## EXCERPTED RECORDS
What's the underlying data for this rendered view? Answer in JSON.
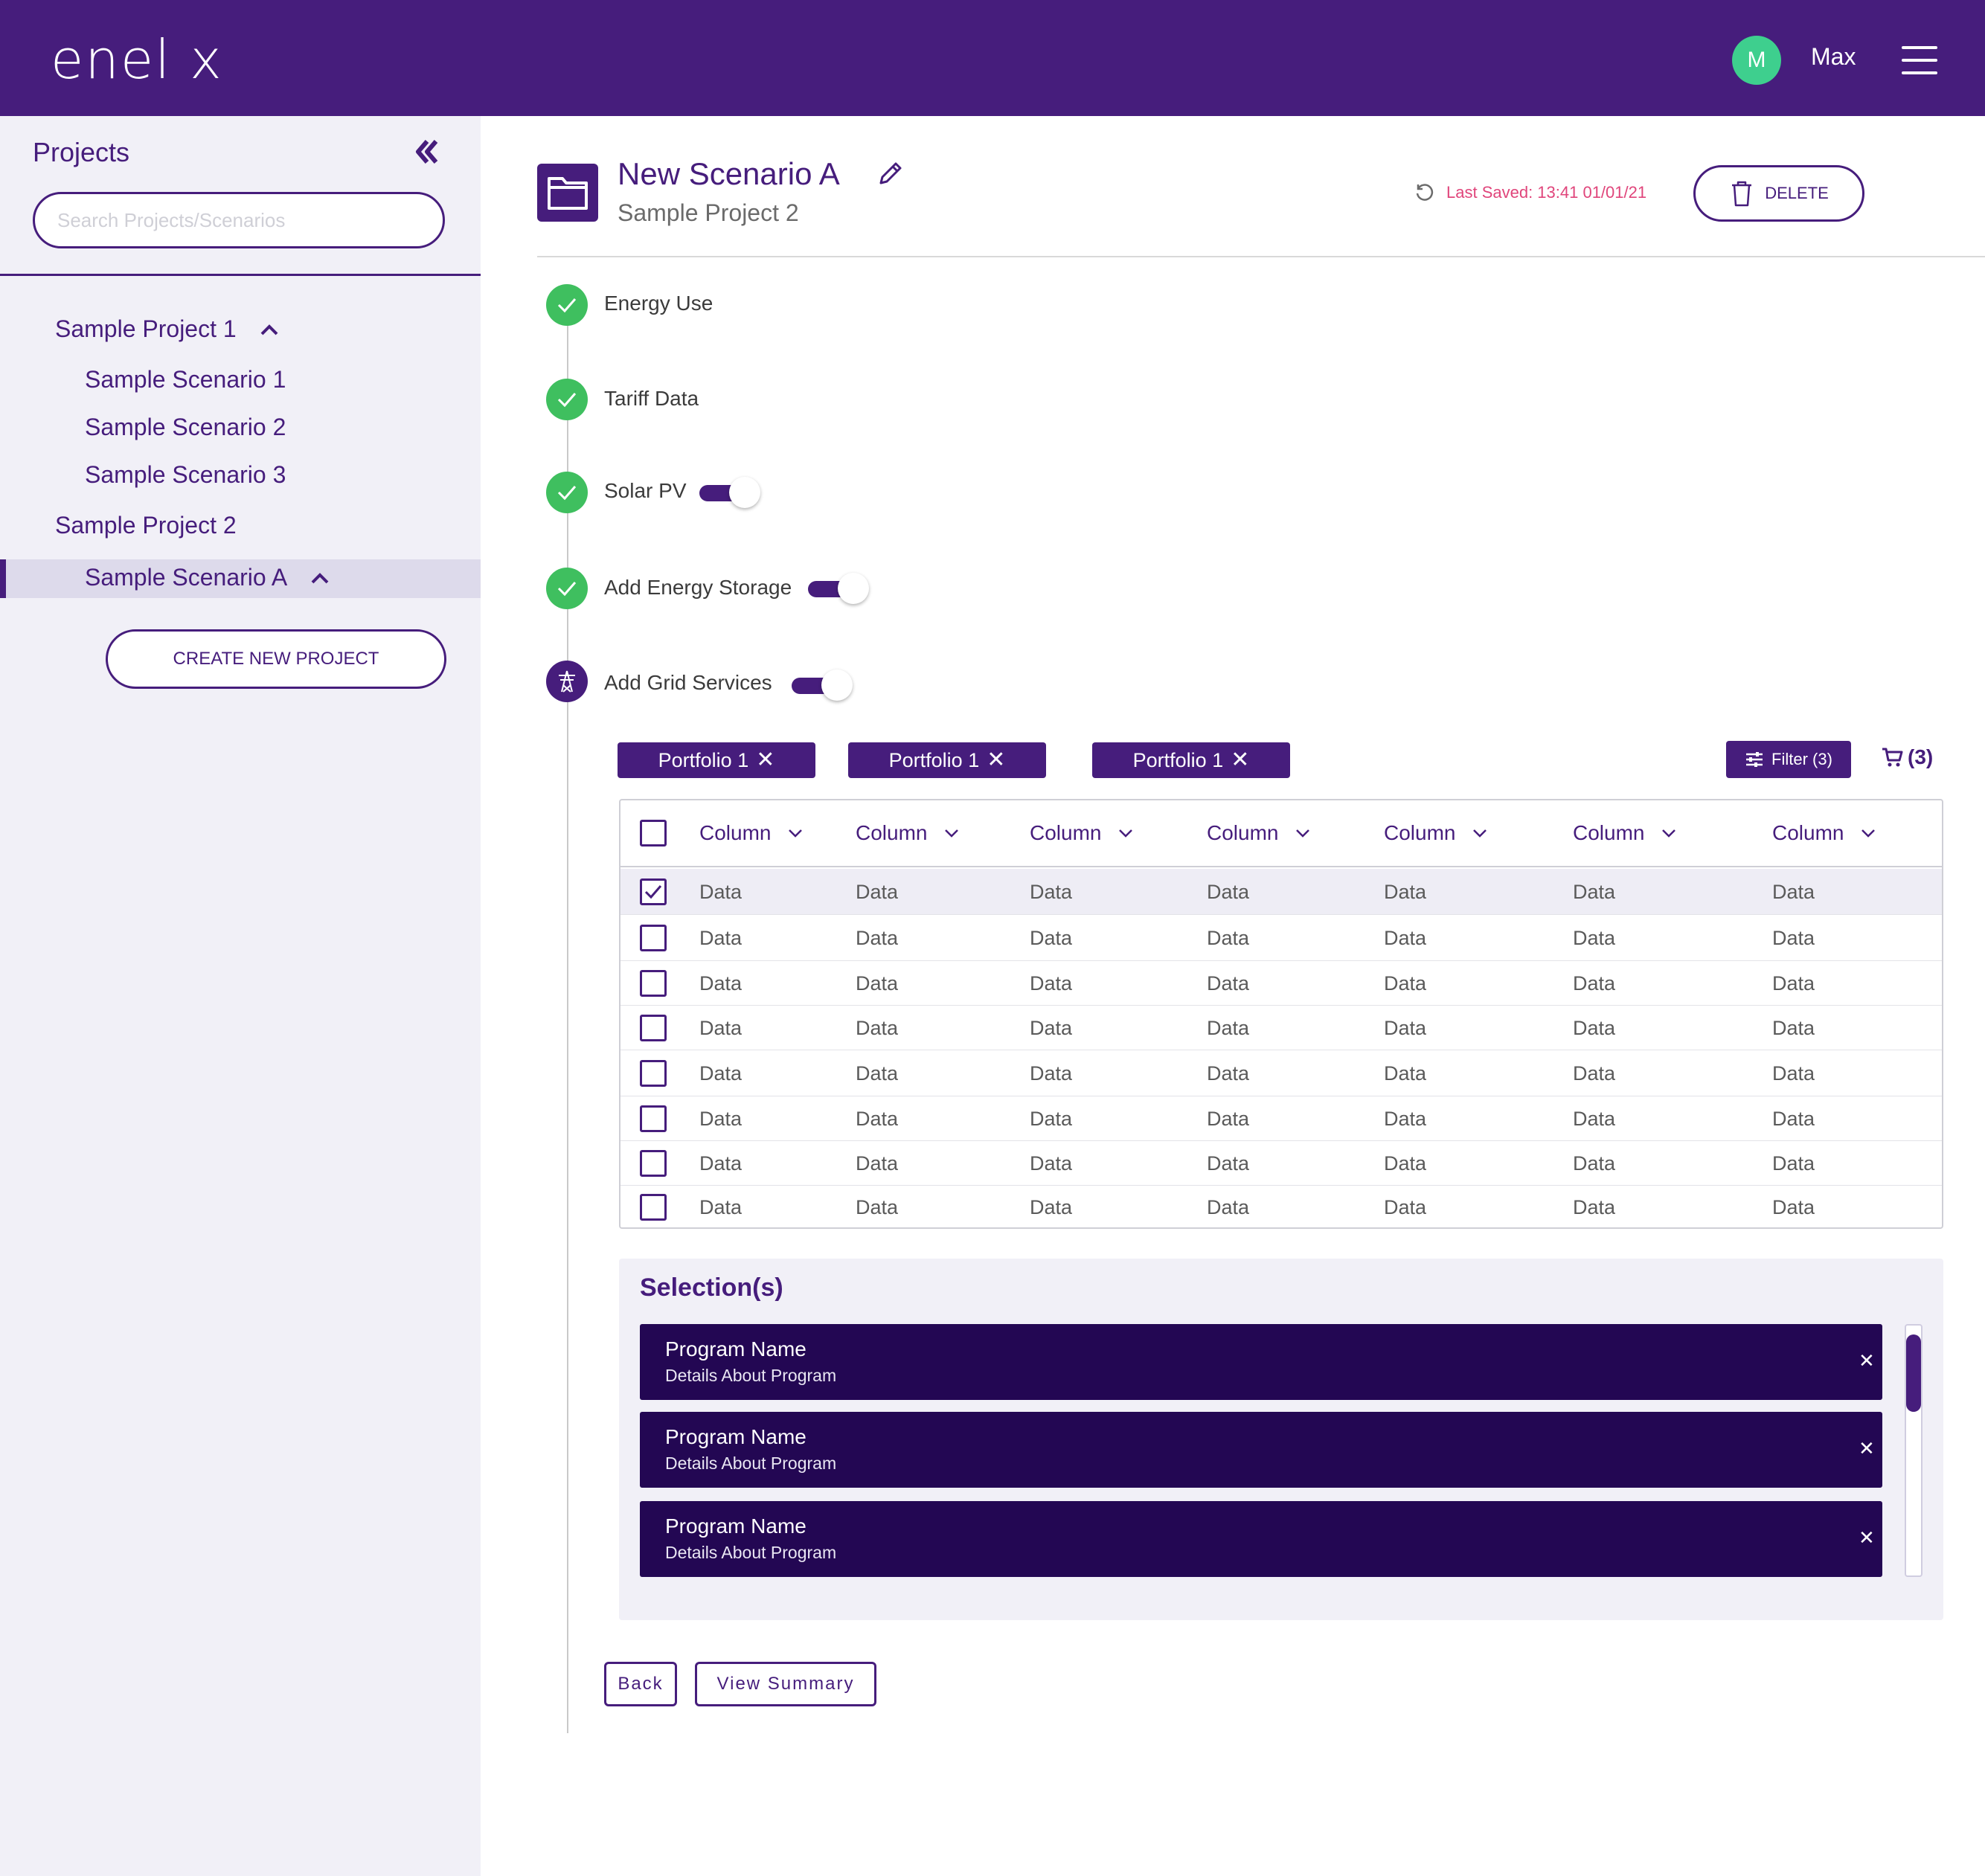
{
  "app": {
    "logo_text": "enel x",
    "user": {
      "initial": "M",
      "name": "Max"
    },
    "colors": {
      "brand": "#461d7c",
      "success": "#3fbf5f",
      "avatar": "#3ecf8e",
      "alert": "#e0457b",
      "card": "#230753"
    }
  },
  "sidebar": {
    "title": "Projects",
    "search_placeholder": "Search Projects/Scenarios",
    "tree": {
      "project1": "Sample Project 1",
      "scenario1": "Sample Scenario 1",
      "scenario2": "Sample Scenario 2",
      "scenario3": "Sample Scenario 3",
      "project2": "Sample Project 2",
      "scenarioA": "Sample Scenario A"
    },
    "create_button": "CREATE NEW PROJECT"
  },
  "header": {
    "scenario_title": "New Scenario A",
    "project_name": "Sample Project 2",
    "last_saved": "Last Saved: 13:41 01/01/21",
    "delete_label": "DELETE"
  },
  "steps": {
    "energy_use": "Energy Use",
    "tariff_data": "Tariff Data",
    "solar_pv": "Solar PV",
    "energy_storage": "Add Energy Storage",
    "grid_services": "Add Grid Services",
    "toggles": {
      "solar_pv": true,
      "energy_storage": true,
      "grid_services": true
    }
  },
  "chips": [
    "Portfolio 1",
    "Portfolio 1",
    "Portfolio 1"
  ],
  "filter_label": "Filter (3)",
  "cart_count": "(3)",
  "table": {
    "columns": [
      "Column",
      "Column",
      "Column",
      "Column",
      "Column",
      "Column",
      "Column"
    ],
    "rows": [
      [
        "Data",
        "Data",
        "Data",
        "Data",
        "Data",
        "Data",
        "Data"
      ],
      [
        "Data",
        "Data",
        "Data",
        "Data",
        "Data",
        "Data",
        "Data"
      ],
      [
        "Data",
        "Data",
        "Data",
        "Data",
        "Data",
        "Data",
        "Data"
      ],
      [
        "Data",
        "Data",
        "Data",
        "Data",
        "Data",
        "Data",
        "Data"
      ],
      [
        "Data",
        "Data",
        "Data",
        "Data",
        "Data",
        "Data",
        "Data"
      ],
      [
        "Data",
        "Data",
        "Data",
        "Data",
        "Data",
        "Data",
        "Data"
      ],
      [
        "Data",
        "Data",
        "Data",
        "Data",
        "Data",
        "Data",
        "Data"
      ],
      [
        "Data",
        "Data",
        "Data",
        "Data",
        "Data",
        "Data",
        "Data"
      ]
    ],
    "checked_rows": [
      0
    ]
  },
  "selections": {
    "title": "Selection(s)",
    "items": [
      {
        "name": "Program Name",
        "details": "Details About Program"
      },
      {
        "name": "Program Name",
        "details": "Details About Program"
      },
      {
        "name": "Program Name",
        "details": "Details About Program"
      }
    ]
  },
  "footer": {
    "back_label": "Back",
    "summary_label": "View Summary"
  }
}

## EXERCISE DIRECTIONS
Using the records above, retype everything exactly except the pictures.

## EXERCISE RESULT
What's the underlying data for this rendered view? Answer in JSON.
{
  "app": {
    "logo_text": "enel x",
    "user": {
      "initial": "M",
      "name": "Max"
    },
    "colors": {
      "brand": "#461d7c",
      "success": "#3fbf5f",
      "avatar": "#3ecf8e",
      "alert": "#e0457b",
      "card": "#230753"
    }
  },
  "sidebar": {
    "title": "Projects",
    "search_placeholder": "Search Projects/Scenarios",
    "tree": {
      "project1": "Sample Project 1",
      "scenario1": "Sample Scenario 1",
      "scenario2": "Sample Scenario 2",
      "scenario3": "Sample Scenario 3",
      "project2": "Sample Project 2",
      "scenarioA": "Sample Scenario A"
    },
    "create_button": "CREATE NEW PROJECT"
  },
  "header": {
    "scenario_title": "New Scenario A",
    "project_name": "Sample Project 2",
    "last_saved": "Last Saved: 13:41 01/01/21",
    "delete_label": "DELETE"
  },
  "steps": {
    "energy_use": "Energy Use",
    "tariff_data": "Tariff Data",
    "solar_pv": "Solar PV",
    "energy_storage": "Add Energy Storage",
    "grid_services": "Add Grid Services",
    "toggles": {
      "solar_pv": true,
      "energy_storage": true,
      "grid_services": true
    }
  },
  "chips": [
    "Portfolio 1",
    "Portfolio 1",
    "Portfolio 1"
  ],
  "filter_label": "Filter (3)",
  "cart_count": "(3)",
  "table": {
    "columns": [
      "Column",
      "Column",
      "Column",
      "Column",
      "Column",
      "Column",
      "Column"
    ],
    "rows": [
      [
        "Data",
        "Data",
        "Data",
        "Data",
        "Data",
        "Data",
        "Data"
      ],
      [
        "Data",
        "Data",
        "Data",
        "Data",
        "Data",
        "Data",
        "Data"
      ],
      [
        "Data",
        "Data",
        "Data",
        "Data",
        "Data",
        "Data",
        "Data"
      ],
      [
        "Data",
        "Data",
        "Data",
        "Data",
        "Data",
        "Data",
        "Data"
      ],
      [
        "Data",
        "Data",
        "Data",
        "Data",
        "Data",
        "Data",
        "Data"
      ],
      [
        "Data",
        "Data",
        "Data",
        "Data",
        "Data",
        "Data",
        "Data"
      ],
      [
        "Data",
        "Data",
        "Data",
        "Data",
        "Data",
        "Data",
        "Data"
      ],
      [
        "Data",
        "Data",
        "Data",
        "Data",
        "Data",
        "Data",
        "Data"
      ]
    ],
    "checked_rows": [
      0
    ]
  },
  "selections": {
    "title": "Selection(s)",
    "items": [
      {
        "name": "Program Name",
        "details": "Details About Program"
      },
      {
        "name": "Program Name",
        "details": "Details About Program"
      },
      {
        "name": "Program Name",
        "details": "Details About Program"
      }
    ]
  },
  "footer": {
    "back_label": "Back",
    "summary_label": "View Summary"
  }
}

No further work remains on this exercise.